• **Problem**
List all the lines in these records that hold "eâdem".

[start Input data]

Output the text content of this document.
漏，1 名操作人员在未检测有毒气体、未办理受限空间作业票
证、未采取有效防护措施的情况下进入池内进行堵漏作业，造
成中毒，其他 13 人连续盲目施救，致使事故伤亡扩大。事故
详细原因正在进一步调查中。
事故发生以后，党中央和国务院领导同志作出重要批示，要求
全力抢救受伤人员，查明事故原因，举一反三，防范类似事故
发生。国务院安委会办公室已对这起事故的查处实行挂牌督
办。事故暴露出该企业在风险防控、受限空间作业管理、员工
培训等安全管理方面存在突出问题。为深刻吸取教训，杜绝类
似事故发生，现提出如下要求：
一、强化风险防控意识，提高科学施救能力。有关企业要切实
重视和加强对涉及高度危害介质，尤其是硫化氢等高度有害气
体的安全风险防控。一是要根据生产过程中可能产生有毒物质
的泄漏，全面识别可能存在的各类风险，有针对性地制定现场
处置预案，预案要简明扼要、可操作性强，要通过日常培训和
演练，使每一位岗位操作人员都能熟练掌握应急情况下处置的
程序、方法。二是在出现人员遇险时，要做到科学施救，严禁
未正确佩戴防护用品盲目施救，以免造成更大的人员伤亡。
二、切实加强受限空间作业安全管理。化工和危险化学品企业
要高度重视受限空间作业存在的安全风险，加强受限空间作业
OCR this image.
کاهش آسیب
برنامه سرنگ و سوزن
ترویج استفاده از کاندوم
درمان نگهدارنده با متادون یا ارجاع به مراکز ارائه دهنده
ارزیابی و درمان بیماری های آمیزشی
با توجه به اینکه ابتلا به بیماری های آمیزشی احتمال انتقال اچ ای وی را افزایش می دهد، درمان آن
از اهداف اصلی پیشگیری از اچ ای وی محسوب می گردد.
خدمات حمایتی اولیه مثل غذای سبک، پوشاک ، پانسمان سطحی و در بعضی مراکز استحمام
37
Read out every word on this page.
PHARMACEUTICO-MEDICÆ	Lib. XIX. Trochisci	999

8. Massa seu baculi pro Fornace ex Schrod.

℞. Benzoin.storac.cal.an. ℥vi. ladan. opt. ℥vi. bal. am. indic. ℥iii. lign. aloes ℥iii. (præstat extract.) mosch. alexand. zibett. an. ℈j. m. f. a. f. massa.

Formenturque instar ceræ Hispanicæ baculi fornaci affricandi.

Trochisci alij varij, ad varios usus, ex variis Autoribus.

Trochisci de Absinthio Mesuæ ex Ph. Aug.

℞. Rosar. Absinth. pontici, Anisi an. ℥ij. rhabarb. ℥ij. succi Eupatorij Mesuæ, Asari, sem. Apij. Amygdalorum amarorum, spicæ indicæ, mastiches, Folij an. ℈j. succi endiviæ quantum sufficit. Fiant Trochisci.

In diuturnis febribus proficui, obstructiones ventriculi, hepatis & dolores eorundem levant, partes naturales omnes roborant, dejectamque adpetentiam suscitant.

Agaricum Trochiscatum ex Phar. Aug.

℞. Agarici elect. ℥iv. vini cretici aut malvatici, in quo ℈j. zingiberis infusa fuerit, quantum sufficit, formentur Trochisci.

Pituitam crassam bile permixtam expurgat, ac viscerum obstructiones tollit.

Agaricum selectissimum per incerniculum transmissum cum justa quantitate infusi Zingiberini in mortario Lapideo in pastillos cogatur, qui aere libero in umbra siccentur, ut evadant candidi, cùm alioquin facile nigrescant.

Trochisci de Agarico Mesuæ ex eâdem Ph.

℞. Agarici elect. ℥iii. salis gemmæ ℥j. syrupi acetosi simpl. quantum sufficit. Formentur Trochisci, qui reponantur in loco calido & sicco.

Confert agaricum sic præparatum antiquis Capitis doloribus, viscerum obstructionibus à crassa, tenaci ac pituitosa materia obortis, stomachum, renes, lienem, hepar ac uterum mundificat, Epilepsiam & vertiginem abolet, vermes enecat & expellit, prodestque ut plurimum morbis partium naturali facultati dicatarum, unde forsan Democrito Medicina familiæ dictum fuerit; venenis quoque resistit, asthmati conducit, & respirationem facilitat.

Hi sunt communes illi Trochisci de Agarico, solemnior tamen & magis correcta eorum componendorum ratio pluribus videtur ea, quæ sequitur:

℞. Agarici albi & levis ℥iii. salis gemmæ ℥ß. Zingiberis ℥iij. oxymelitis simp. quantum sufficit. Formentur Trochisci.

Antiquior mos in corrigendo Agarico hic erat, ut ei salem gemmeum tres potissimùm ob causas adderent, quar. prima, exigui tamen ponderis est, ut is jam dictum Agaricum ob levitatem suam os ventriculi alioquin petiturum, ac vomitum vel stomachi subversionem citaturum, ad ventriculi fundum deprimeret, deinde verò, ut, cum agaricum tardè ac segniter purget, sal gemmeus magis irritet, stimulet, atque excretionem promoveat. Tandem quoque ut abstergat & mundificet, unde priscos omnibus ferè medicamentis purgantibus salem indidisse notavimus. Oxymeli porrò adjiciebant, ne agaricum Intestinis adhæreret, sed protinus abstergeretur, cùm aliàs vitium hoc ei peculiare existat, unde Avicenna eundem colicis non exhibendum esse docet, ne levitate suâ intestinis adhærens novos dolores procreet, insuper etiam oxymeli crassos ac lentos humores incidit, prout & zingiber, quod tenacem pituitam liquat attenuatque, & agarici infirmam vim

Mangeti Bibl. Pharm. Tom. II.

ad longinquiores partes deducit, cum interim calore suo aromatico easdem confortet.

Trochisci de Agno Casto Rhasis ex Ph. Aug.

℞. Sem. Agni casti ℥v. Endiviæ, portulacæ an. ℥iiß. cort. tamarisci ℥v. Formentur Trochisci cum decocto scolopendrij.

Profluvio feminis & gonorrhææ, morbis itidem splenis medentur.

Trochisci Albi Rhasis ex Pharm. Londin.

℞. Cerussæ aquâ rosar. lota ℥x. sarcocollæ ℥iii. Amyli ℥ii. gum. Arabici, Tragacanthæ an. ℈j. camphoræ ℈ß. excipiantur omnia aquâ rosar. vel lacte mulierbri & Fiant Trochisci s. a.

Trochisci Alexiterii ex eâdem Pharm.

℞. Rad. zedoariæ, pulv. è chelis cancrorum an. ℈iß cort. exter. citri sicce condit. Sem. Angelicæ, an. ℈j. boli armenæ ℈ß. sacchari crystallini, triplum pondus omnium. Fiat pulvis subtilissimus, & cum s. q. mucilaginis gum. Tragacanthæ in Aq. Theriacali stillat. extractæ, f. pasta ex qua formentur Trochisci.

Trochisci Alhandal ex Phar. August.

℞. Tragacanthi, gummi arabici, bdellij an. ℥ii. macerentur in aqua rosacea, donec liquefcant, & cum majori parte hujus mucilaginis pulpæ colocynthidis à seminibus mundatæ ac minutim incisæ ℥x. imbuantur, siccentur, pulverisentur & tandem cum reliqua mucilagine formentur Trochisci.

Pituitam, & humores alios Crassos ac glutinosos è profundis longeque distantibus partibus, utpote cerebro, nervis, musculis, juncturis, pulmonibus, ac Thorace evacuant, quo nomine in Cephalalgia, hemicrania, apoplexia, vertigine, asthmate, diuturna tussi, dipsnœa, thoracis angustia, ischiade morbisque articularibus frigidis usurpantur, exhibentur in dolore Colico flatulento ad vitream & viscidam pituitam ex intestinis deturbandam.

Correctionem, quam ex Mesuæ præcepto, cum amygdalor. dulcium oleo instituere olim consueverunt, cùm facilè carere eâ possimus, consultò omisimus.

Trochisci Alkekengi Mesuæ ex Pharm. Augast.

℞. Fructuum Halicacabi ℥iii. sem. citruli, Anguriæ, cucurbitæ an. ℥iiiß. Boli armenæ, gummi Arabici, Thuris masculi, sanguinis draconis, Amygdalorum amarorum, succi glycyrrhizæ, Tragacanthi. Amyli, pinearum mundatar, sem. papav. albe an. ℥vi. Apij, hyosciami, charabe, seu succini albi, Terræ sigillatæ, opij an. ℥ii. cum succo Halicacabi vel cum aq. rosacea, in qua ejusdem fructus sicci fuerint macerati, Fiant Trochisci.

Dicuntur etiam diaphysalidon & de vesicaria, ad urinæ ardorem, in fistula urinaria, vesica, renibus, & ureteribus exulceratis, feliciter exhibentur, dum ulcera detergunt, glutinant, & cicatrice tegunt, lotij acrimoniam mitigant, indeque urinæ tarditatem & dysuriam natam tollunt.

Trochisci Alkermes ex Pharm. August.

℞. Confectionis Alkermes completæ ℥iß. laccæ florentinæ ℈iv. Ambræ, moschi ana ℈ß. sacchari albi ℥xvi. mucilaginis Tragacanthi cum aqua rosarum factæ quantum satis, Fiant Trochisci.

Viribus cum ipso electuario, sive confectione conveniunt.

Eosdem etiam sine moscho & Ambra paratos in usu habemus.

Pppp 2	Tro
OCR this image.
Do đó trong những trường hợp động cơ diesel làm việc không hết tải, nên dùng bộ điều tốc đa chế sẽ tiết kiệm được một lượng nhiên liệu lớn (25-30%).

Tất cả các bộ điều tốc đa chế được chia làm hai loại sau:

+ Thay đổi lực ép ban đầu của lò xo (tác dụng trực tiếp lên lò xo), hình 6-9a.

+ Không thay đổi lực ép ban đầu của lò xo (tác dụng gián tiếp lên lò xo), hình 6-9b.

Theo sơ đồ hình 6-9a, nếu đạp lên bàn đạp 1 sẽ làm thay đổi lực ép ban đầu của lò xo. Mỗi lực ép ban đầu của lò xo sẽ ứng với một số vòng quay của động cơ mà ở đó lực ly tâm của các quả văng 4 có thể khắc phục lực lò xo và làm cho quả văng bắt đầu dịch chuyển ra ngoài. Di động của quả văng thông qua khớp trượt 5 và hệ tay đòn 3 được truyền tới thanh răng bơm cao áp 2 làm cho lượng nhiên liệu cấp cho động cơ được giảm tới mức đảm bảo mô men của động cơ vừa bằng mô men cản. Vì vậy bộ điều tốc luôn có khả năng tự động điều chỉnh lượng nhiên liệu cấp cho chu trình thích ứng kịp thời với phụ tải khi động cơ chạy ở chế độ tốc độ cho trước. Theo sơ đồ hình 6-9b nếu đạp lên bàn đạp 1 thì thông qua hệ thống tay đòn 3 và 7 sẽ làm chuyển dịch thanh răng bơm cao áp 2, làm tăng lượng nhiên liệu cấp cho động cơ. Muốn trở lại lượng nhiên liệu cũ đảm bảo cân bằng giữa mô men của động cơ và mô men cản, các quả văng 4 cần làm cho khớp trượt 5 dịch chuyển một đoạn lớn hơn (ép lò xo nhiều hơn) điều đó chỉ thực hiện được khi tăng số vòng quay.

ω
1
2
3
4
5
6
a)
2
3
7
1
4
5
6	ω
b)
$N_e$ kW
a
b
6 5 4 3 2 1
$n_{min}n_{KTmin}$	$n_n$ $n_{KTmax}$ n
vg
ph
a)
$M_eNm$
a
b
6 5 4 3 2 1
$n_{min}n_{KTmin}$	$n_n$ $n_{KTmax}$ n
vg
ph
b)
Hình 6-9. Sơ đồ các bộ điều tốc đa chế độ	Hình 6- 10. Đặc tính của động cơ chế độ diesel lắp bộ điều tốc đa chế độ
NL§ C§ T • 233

[end Input data]

• **Output of the task**
Trochisci de Agarico Mesuæ ex eâdem Ph.
Trochisci Alexiterii ex eâdem Pharm.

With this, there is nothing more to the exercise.